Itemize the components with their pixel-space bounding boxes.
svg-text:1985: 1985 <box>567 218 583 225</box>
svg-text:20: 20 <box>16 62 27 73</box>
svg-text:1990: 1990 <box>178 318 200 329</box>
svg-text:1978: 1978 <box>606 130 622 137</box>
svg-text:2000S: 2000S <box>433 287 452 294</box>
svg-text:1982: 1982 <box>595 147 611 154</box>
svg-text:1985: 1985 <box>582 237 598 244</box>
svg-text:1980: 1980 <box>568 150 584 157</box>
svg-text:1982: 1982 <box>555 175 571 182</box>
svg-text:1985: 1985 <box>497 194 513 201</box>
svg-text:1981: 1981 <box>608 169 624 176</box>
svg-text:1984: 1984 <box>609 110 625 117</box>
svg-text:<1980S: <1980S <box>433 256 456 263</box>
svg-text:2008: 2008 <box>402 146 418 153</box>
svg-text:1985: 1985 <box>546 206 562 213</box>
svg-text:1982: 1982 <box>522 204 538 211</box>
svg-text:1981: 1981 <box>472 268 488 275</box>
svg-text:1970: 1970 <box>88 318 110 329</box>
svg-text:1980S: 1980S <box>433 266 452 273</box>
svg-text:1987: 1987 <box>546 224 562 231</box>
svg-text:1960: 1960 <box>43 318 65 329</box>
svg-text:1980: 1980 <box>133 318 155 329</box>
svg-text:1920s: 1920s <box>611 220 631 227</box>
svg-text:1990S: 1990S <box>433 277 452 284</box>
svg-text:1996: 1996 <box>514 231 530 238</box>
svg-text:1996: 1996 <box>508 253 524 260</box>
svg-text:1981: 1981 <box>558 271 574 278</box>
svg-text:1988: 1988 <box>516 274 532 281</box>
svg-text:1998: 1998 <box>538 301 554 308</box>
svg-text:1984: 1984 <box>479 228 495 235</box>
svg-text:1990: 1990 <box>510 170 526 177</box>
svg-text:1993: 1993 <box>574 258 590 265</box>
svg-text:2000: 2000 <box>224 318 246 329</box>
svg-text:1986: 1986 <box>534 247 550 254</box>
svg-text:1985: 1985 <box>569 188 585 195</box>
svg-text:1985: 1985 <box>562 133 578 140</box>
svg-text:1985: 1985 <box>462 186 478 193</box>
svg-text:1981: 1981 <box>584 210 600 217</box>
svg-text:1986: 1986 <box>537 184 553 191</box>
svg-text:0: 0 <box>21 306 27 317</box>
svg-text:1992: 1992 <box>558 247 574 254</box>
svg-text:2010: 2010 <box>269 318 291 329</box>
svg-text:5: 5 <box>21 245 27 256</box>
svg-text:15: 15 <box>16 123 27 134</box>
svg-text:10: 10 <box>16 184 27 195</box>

Written problem: Reproduce every line of the entries above character for character.

Exercise solution:
Itemize the components with their pixel-space bounding boxes.
svg-text:1985: 1985 <box>567 218 583 225</box>
svg-text:20: 20 <box>16 62 27 73</box>
svg-text:1990: 1990 <box>178 318 200 329</box>
svg-text:1978: 1978 <box>606 130 622 137</box>
svg-text:2000S: 2000S <box>433 287 452 294</box>
svg-text:1982: 1982 <box>595 147 611 154</box>
svg-text:1985: 1985 <box>582 237 598 244</box>
svg-text:1980: 1980 <box>568 150 584 157</box>
svg-text:1982: 1982 <box>555 175 571 182</box>
svg-text:1985: 1985 <box>497 194 513 201</box>
svg-text:1981: 1981 <box>608 169 624 176</box>
svg-text:1984: 1984 <box>609 110 625 117</box>
svg-text:<1980S: <1980S <box>433 256 456 263</box>
svg-text:2008: 2008 <box>402 146 418 153</box>
svg-text:1985: 1985 <box>546 206 562 213</box>
svg-text:1982: 1982 <box>522 204 538 211</box>
svg-text:1981: 1981 <box>472 268 488 275</box>
svg-text:1970: 1970 <box>88 318 110 329</box>
svg-text:1980S: 1980S <box>433 266 452 273</box>
svg-text:1987: 1987 <box>546 224 562 231</box>
svg-text:1960: 1960 <box>43 318 65 329</box>
svg-text:1980: 1980 <box>133 318 155 329</box>
svg-text:1920s: 1920s <box>611 220 631 227</box>
svg-text:1990S: 1990S <box>433 277 452 284</box>
svg-text:1996: 1996 <box>514 231 530 238</box>
svg-text:1996: 1996 <box>508 253 524 260</box>
svg-text:1981: 1981 <box>558 271 574 278</box>
svg-text:1988: 1988 <box>516 274 532 281</box>
svg-text:1998: 1998 <box>538 301 554 308</box>
svg-text:1984: 1984 <box>479 228 495 235</box>
svg-text:1990: 1990 <box>510 170 526 177</box>
svg-text:1993: 1993 <box>574 258 590 265</box>
svg-text:2000: 2000 <box>224 318 246 329</box>
svg-text:1986: 1986 <box>534 247 550 254</box>
svg-text:1985: 1985 <box>569 188 585 195</box>
svg-text:1985: 1985 <box>562 133 578 140</box>
svg-text:1985: 1985 <box>462 186 478 193</box>
svg-text:1981: 1981 <box>584 210 600 217</box>
svg-text:1986: 1986 <box>537 184 553 191</box>
svg-text:0: 0 <box>21 306 27 317</box>
svg-text:1992: 1992 <box>558 247 574 254</box>
svg-text:2010: 2010 <box>269 318 291 329</box>
svg-text:5: 5 <box>21 245 27 256</box>
svg-text:15: 15 <box>16 123 27 134</box>
svg-text:10: 10 <box>16 184 27 195</box>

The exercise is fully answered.